Records =
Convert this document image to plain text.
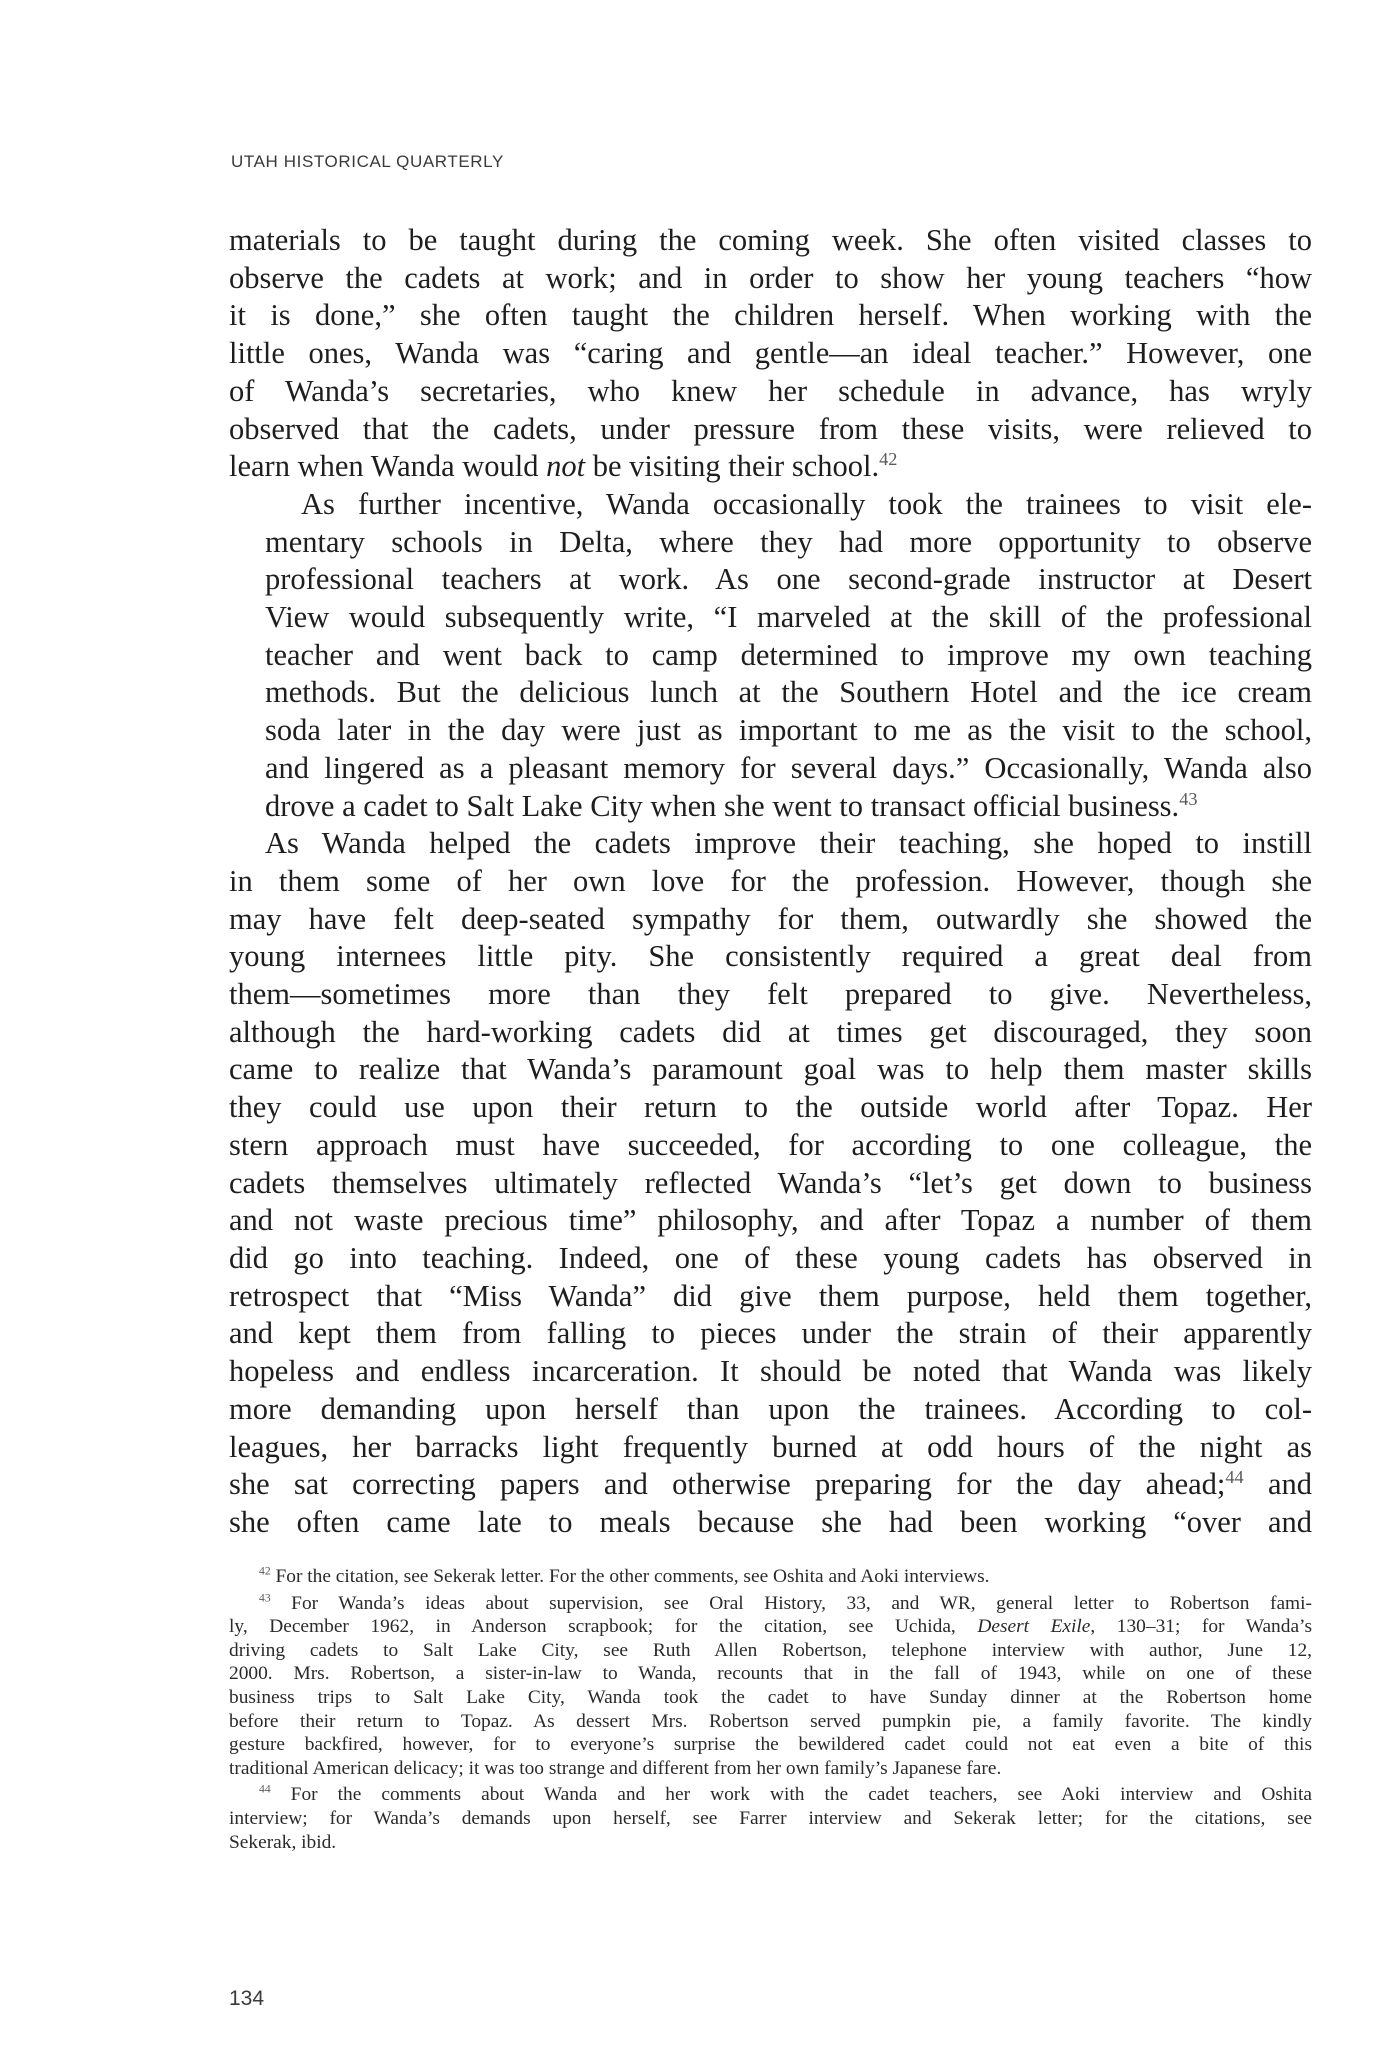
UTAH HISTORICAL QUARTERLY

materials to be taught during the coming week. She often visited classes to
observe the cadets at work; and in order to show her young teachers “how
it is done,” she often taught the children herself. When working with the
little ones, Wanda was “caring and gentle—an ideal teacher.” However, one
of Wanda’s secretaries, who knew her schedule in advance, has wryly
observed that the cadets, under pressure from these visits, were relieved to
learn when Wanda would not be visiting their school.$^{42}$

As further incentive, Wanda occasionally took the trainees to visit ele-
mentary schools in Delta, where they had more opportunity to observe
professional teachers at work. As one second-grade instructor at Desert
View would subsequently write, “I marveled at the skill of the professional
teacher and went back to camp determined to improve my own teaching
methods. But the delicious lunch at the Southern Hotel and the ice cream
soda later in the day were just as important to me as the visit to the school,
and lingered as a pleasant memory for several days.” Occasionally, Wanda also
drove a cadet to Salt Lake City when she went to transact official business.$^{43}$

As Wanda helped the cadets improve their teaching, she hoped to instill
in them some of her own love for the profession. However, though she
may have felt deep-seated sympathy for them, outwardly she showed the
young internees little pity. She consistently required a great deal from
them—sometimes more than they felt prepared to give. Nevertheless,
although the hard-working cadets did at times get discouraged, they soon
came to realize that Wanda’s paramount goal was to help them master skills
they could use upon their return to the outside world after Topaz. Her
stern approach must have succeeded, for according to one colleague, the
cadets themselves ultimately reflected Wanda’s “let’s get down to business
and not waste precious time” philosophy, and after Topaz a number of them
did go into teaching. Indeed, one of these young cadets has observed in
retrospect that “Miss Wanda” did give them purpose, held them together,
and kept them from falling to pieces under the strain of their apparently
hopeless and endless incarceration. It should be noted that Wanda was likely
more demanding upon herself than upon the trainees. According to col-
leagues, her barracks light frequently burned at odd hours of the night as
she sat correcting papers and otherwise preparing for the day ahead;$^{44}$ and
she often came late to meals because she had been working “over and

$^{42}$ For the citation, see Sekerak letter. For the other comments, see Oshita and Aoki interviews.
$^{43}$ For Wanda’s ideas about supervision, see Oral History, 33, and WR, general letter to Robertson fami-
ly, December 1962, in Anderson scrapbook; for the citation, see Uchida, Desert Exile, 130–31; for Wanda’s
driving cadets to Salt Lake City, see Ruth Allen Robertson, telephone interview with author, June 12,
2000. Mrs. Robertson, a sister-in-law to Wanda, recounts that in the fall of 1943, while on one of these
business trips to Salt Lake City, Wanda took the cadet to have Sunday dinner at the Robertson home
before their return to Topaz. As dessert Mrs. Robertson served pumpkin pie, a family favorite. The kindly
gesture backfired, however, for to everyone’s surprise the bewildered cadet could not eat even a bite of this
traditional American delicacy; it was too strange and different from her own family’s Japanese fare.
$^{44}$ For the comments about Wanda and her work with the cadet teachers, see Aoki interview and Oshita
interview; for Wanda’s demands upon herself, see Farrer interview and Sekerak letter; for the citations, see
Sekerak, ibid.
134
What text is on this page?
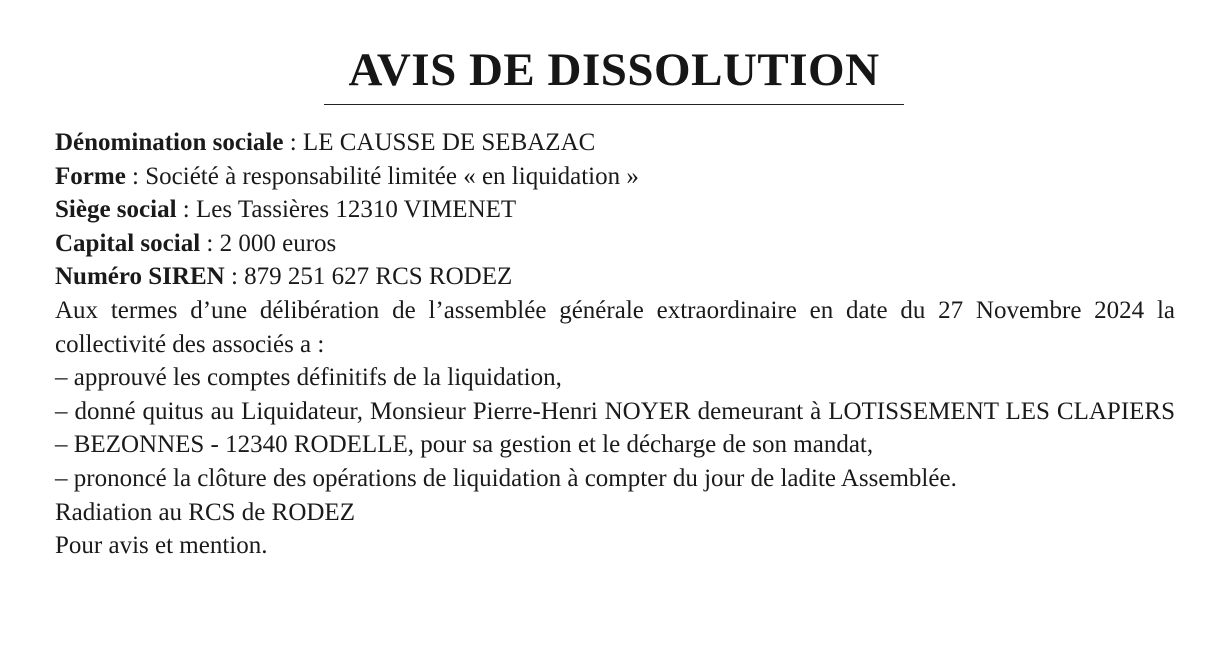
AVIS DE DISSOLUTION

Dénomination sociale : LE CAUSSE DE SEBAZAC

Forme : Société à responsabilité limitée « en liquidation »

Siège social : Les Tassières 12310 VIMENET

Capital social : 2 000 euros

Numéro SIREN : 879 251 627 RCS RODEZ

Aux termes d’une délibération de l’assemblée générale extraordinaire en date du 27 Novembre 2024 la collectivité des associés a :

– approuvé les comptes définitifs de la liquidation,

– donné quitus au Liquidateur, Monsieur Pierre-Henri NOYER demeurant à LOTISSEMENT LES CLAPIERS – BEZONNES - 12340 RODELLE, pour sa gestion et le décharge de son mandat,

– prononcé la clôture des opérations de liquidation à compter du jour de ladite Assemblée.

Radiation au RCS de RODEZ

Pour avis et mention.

What you will do = Each entry must be retyped word for word, with every image omitted.

The response =
Convert this document image to plain text.
UTAH HISTORICAL QUARTERLY

materials to be taught during the coming week. She often visited classes to
observe the cadets at work; and in order to show her young teachers “how
it is done,” she often taught the children herself. When working with the
little ones, Wanda was “caring and gentle—an ideal teacher.” However, one
of Wanda’s secretaries, who knew her schedule in advance, has wryly
observed that the cadets, under pressure from these visits, were relieved to
learn when Wanda would not be visiting their school.$^{42}$

As further incentive, Wanda occasionally took the trainees to visit ele-
mentary schools in Delta, where they had more opportunity to observe
professional teachers at work. As one second-grade instructor at Desert
View would subsequently write, “I marveled at the skill of the professional
teacher and went back to camp determined to improve my own teaching
methods. But the delicious lunch at the Southern Hotel and the ice cream
soda later in the day were just as important to me as the visit to the school,
and lingered as a pleasant memory for several days.” Occasionally, Wanda also
drove a cadet to Salt Lake City when she went to transact official business.$^{43}$

As Wanda helped the cadets improve their teaching, she hoped to instill
in them some of her own love for the profession. However, though she
may have felt deep-seated sympathy for them, outwardly she showed the
young internees little pity. She consistently required a great deal from
them—sometimes more than they felt prepared to give. Nevertheless,
although the hard-working cadets did at times get discouraged, they soon
came to realize that Wanda’s paramount goal was to help them master skills
they could use upon their return to the outside world after Topaz. Her
stern approach must have succeeded, for according to one colleague, the
cadets themselves ultimately reflected Wanda’s “let’s get down to business
and not waste precious time” philosophy, and after Topaz a number of them
did go into teaching. Indeed, one of these young cadets has observed in
retrospect that “Miss Wanda” did give them purpose, held them together,
and kept them from falling to pieces under the strain of their apparently
hopeless and endless incarceration. It should be noted that Wanda was likely
more demanding upon herself than upon the trainees. According to col-
leagues, her barracks light frequently burned at odd hours of the night as
she sat correcting papers and otherwise preparing for the day ahead;$^{44}$ and
she often came late to meals because she had been working “over and

$^{42}$ For the citation, see Sekerak letter. For the other comments, see Oshita and Aoki interviews.
$^{43}$ For Wanda’s ideas about supervision, see Oral History, 33, and WR, general letter to Robertson fami-
ly, December 1962, in Anderson scrapbook; for the citation, see Uchida, Desert Exile, 130–31; for Wanda’s
driving cadets to Salt Lake City, see Ruth Allen Robertson, telephone interview with author, June 12,
2000. Mrs. Robertson, a sister-in-law to Wanda, recounts that in the fall of 1943, while on one of these
business trips to Salt Lake City, Wanda took the cadet to have Sunday dinner at the Robertson home
before their return to Topaz. As dessert Mrs. Robertson served pumpkin pie, a family favorite. The kindly
gesture backfired, however, for to everyone’s surprise the bewildered cadet could not eat even a bite of this
traditional American delicacy; it was too strange and different from her own family’s Japanese fare.
$^{44}$ For the comments about Wanda and her work with the cadet teachers, see Aoki interview and Oshita
interview; for Wanda’s demands upon herself, see Farrer interview and Sekerak letter; for the citations, see
Sekerak, ibid.
134
What text is on this page?
AVIS DE DISSOLUTION

Dénomination sociale : LE CAUSSE DE SEBAZAC

Forme : Société à responsabilité limitée « en liquidation »

Siège social : Les Tassières 12310 VIMENET

Capital social : 2 000 euros

Numéro SIREN : 879 251 627 RCS RODEZ

Aux termes d’une délibération de l’assemblée générale extraordinaire en date du 27 Novembre 2024 la collectivité des associés a :

– approuvé les comptes définitifs de la liquidation,

– donné quitus au Liquidateur, Monsieur Pierre-Henri NOYER demeurant à LOTISSEMENT LES CLAPIERS – BEZONNES - 12340 RODELLE, pour sa gestion et le décharge de son mandat,

– prononcé la clôture des opérations de liquidation à compter du jour de ladite Assemblée.

Radiation au RCS de RODEZ

Pour avis et mention.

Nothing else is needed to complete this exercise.